= What needs to be done =
Your output is the line containing "Enumerate this screenshot's" plus all lines after it to the end of the records, reproduced exactly, with nothing else.

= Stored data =
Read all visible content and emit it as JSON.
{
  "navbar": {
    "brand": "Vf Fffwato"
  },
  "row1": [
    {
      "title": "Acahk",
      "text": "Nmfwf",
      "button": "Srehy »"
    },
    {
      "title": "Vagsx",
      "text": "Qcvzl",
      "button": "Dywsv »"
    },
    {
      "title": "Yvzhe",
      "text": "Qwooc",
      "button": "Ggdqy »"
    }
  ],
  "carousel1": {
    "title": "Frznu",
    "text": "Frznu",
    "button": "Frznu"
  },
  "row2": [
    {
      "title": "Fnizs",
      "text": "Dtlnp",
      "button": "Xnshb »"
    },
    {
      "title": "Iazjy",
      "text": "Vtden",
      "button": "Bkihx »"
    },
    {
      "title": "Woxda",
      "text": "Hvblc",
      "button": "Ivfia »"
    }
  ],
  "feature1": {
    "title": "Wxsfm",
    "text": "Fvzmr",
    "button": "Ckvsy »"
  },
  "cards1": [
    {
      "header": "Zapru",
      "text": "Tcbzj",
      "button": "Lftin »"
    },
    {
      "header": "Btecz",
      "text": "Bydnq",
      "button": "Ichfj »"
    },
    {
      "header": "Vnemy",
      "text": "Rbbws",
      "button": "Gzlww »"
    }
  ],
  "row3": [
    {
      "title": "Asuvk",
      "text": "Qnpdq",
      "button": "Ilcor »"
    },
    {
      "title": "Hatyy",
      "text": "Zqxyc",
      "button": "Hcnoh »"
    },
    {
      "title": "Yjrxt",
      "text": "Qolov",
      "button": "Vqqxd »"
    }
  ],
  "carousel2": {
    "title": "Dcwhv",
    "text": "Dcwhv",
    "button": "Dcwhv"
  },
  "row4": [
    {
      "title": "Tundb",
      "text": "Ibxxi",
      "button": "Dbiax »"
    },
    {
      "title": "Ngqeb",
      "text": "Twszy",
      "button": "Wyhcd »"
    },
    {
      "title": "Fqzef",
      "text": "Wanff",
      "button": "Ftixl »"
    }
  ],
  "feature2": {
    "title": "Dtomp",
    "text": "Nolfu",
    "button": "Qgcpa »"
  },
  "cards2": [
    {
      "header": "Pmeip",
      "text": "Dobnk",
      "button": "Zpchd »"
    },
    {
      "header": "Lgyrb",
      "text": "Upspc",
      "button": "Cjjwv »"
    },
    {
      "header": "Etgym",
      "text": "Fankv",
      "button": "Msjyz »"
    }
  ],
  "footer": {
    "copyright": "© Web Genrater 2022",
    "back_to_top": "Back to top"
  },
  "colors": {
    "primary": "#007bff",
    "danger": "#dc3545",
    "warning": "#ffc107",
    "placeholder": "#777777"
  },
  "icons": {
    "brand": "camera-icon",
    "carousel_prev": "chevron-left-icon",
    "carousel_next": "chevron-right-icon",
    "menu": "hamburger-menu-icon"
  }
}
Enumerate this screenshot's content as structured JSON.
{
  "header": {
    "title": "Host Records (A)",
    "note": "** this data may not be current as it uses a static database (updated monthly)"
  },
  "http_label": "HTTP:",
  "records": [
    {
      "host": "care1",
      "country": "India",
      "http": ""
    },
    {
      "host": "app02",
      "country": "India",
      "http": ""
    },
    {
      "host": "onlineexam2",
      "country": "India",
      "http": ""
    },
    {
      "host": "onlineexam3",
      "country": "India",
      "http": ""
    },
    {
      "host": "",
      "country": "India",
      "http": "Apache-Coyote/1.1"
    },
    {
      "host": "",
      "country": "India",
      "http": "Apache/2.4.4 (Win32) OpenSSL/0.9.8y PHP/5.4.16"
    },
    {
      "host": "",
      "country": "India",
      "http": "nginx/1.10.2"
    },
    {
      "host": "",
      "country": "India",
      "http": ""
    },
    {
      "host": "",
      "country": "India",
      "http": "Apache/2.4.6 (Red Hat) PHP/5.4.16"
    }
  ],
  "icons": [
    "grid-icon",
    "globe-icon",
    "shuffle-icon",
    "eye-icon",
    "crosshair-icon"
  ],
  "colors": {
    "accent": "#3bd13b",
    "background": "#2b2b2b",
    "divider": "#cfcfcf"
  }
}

= Written answer =
Enumerate this screenshot's content as structured JSON.
{
  "header": {
    "title": "Host Records (A)",
    "note": "** this data may not be current as it uses a static database (updated monthly)"
  },
  "http_label": "HTTP:",
  "records": [
    {
      "host": "care1",
      "country": "India",
      "http": ""
    },
    {
      "host": "app02",
      "country": "India",
      "http": ""
    },
    {
      "host": "onlineexam2",
      "country": "India",
      "http": ""
    },
    {
      "host": "onlineexam3",
      "country": "India",
      "http": ""
    },
    {
      "host": "",
      "country": "India",
      "http": "Apache-Coyote/1.1"
    },
    {
      "host": "",
      "country": "India",
      "http": "Apache/2.4.4 (Win32) OpenSSL/0.9.8y PHP/5.4.16"
    },
    {
      "host": "",
      "country": "India",
      "http": "nginx/1.10.2"
    },
    {
      "host": "",
      "country": "India",
      "http": ""
    },
    {
      "host": "",
      "country": "India",
      "http": "Apache/2.4.6 (Red Hat) PHP/5.4.16"
    }
  ],
  "icons": [
    "grid-icon",
    "globe-icon",
    "shuffle-icon",
    "eye-icon",
    "crosshair-icon"
  ],
  "colors": {
    "accent": "#3bd13b",
    "background": "#2b2b2b",
    "divider": "#cfcfcf"
  }
}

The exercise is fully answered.